**PROBLEM:**
Check each line of the records below and collect those that include the word "JSON".

Records from a data collection:
────────────────
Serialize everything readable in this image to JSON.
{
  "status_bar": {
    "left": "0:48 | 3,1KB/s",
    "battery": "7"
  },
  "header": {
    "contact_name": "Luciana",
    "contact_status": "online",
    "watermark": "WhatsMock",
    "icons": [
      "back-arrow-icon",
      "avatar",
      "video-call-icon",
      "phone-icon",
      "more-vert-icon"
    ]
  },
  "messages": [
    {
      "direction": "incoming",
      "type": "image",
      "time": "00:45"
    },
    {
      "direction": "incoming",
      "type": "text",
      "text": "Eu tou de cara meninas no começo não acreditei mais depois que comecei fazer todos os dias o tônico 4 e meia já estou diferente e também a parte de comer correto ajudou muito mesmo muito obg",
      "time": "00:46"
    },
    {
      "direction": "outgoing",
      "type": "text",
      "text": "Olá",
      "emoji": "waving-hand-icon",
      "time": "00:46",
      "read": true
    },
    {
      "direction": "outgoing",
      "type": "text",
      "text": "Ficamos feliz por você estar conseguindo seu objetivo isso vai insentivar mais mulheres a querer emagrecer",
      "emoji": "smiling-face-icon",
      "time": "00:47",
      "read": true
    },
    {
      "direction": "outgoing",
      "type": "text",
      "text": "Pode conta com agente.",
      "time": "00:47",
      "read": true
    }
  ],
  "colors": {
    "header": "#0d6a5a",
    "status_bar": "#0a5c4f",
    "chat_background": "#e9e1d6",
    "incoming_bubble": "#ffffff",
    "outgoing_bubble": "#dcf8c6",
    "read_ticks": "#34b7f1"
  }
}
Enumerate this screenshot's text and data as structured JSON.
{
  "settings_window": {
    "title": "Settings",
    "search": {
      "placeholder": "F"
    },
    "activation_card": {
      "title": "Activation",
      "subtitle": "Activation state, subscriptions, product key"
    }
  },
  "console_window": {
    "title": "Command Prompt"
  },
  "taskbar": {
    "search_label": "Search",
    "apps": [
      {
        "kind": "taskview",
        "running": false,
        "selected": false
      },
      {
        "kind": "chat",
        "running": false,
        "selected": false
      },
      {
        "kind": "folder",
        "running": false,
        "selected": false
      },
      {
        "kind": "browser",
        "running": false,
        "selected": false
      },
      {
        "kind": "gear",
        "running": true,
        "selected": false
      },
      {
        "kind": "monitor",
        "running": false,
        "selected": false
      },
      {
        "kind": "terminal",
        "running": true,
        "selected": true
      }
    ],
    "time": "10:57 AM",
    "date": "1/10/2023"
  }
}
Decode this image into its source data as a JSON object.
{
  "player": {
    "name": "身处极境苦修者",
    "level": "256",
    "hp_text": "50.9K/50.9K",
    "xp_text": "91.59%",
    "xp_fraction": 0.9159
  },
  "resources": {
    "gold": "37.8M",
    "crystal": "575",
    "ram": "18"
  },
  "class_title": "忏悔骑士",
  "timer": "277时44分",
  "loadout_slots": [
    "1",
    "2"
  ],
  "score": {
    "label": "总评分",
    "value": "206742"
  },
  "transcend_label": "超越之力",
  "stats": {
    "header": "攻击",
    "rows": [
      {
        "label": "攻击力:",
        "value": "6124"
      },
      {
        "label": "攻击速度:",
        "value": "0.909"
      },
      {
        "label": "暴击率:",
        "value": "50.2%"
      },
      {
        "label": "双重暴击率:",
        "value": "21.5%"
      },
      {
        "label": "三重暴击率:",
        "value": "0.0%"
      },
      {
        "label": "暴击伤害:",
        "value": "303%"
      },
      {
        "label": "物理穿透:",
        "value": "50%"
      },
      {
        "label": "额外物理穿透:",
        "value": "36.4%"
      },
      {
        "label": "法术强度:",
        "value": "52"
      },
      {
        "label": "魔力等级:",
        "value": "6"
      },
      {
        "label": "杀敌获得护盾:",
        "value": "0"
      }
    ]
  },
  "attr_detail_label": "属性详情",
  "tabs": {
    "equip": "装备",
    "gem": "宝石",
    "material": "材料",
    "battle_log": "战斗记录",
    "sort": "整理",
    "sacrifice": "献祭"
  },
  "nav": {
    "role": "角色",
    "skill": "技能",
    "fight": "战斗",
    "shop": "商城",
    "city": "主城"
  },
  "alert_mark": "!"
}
────────────────
**OUTPUT BELOW:**
Serialize everything readable in this image to JSON.
Enumerate this screenshot's text and data as structured JSON.
Decode this image into its source data as a JSON object.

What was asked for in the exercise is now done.